令和3年度の40代単身世帯の平均貯蓄額は818万円、40代2人以上世帯の平均貯蓄額は916万円といわれています。そのようななか、高校教師であるAさんは、42歳で驚きの貯蓄額を達成しました。みていきましょう。

無理せず大きく資産を増やした高校教師のAさん

Aさんは42歳の私立高校の教師です。35歳で結婚、37歳で第1子が誕生しました。現在の年収はボーナスも含めて約680万円、手取りにすると月約38万円です。

40代単身世帯の平均貯蓄額は818万円、40代2人以上世帯の平均貯蓄額は916万円です。中央値は40代単身世帯で92万円、40代2人以上世帯で300万円となっています。(金融広報中央委員会「家計の金融行動に関する世論調査令和3年)」より)比較してみると、Aさんはまずまずの資産作りに成功しているといえますね。ですが、Aさんは親から贈与を受けたわけでもなく、FXや仮想通貨といったものに投資をしたわけでもありません。

Aさんは大学時代、父親が株の投資に失敗しているのを間近で見ており、アルバイトしながら授業料を自分自身で捻出した経験があります。そのため、もともと真面目で几帳面なAさんは「大きなリスクは負いたくない」との考えから、教員として勤め始めたころから負担のない程度で分散投資・積立投資を基本として蓄財してきたのです。そんなAさんは約2,000万円の資産作りに成功しています。

**課題:**
本文に基づいて、次の問いに答えてください。
(a) Aさんは何歳で結婚しましたか。
(b) 40代2人以上世帯の貯蓄額の中央値はいくらですか。
(c) Aさんが作ることに成功した資産はおよそいくらですか。

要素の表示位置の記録
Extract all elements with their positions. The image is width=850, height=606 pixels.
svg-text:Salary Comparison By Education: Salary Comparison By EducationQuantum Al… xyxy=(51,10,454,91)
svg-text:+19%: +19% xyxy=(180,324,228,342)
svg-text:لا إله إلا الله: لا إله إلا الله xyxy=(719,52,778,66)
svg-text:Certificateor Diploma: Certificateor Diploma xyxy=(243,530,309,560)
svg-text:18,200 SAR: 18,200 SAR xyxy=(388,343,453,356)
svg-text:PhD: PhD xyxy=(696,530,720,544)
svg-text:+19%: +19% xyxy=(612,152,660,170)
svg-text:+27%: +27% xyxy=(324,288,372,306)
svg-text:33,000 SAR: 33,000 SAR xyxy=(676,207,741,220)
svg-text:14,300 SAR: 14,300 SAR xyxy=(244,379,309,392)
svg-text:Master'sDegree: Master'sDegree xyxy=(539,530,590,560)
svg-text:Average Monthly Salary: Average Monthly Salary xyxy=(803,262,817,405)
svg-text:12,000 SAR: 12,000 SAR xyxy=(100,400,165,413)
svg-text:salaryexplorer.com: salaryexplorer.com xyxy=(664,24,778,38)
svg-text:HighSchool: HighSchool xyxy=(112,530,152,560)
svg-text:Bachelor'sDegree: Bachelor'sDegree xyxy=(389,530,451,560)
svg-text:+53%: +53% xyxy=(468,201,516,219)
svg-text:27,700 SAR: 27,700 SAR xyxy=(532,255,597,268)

**解答:**
(a) Aさんは35歳で結婚しました。
(b) 40代2人以上世帯の貯蓄額の中央値は300万円です。
(c) Aさんが作ることに成功した資産は約2,000万円です。